__Stated task__. Your task is to print all of the material verbatim.

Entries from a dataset
————
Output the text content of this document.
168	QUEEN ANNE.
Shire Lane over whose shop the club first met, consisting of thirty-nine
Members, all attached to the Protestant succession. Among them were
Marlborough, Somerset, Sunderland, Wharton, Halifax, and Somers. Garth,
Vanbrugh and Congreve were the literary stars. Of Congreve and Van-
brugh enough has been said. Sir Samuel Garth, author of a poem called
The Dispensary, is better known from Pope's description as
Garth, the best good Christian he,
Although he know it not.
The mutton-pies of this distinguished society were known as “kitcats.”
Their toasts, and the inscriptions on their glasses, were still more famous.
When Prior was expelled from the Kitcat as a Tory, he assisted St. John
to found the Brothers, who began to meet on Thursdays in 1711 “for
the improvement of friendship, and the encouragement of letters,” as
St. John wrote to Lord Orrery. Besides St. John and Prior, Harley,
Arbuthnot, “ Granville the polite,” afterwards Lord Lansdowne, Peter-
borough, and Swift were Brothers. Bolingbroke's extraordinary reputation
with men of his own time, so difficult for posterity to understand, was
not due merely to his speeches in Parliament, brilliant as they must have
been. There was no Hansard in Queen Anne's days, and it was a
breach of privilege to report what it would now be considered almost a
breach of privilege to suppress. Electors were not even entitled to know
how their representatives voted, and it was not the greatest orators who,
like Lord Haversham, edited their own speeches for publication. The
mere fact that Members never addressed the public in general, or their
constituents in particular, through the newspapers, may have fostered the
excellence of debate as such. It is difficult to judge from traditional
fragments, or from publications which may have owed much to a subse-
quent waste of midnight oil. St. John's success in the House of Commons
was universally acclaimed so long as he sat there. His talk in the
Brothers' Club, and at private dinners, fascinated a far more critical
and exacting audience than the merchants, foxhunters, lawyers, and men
————
__Result__.
Output the text content of this document.
168	QUEEN ANNE.
Shire Lane over whose shop the club first met, consisting of thirty-nine
Members, all attached to the Protestant succession. Among them were
Marlborough, Somerset, Sunderland, Wharton, Halifax, and Somers. Garth,
Vanbrugh and Congreve were the literary stars. Of Congreve and Van-
brugh enough has been said. Sir Samuel Garth, author of a poem called
The Dispensary, is better known from Pope's description as
Garth, the best good Christian he,
Although he know it not.
The mutton-pies of this distinguished society were known as “kitcats.”
Their toasts, and the inscriptions on their glasses, were still more famous.
When Prior was expelled from the Kitcat as a Tory, he assisted St. John
to found the Brothers, who began to meet on Thursdays in 1711 “for
the improvement of friendship, and the encouragement of letters,” as
St. John wrote to Lord Orrery. Besides St. John and Prior, Harley,
Arbuthnot, “ Granville the polite,” afterwards Lord Lansdowne, Peter-
borough, and Swift were Brothers. Bolingbroke's extraordinary reputation
with men of his own time, so difficult for posterity to understand, was
not due merely to his speeches in Parliament, brilliant as they must have
been. There was no Hansard in Queen Anne's days, and it was a
breach of privilege to report what it would now be considered almost a
breach of privilege to suppress. Electors were not even entitled to know
how their representatives voted, and it was not the greatest orators who,
like Lord Haversham, edited their own speeches for publication. The
mere fact that Members never addressed the public in general, or their
constituents in particular, through the newspapers, may have fostered the
excellence of debate as such. It is difficult to judge from traditional
fragments, or from publications which may have owed much to a subse-
quent waste of midnight oil. St. John's success in the House of Commons
was universally acclaimed so long as he sat there. His talk in the
Brothers' Club, and at private dinners, fascinated a far more critical
and exacting audience than the merchants, foxhunters, lawyers, and men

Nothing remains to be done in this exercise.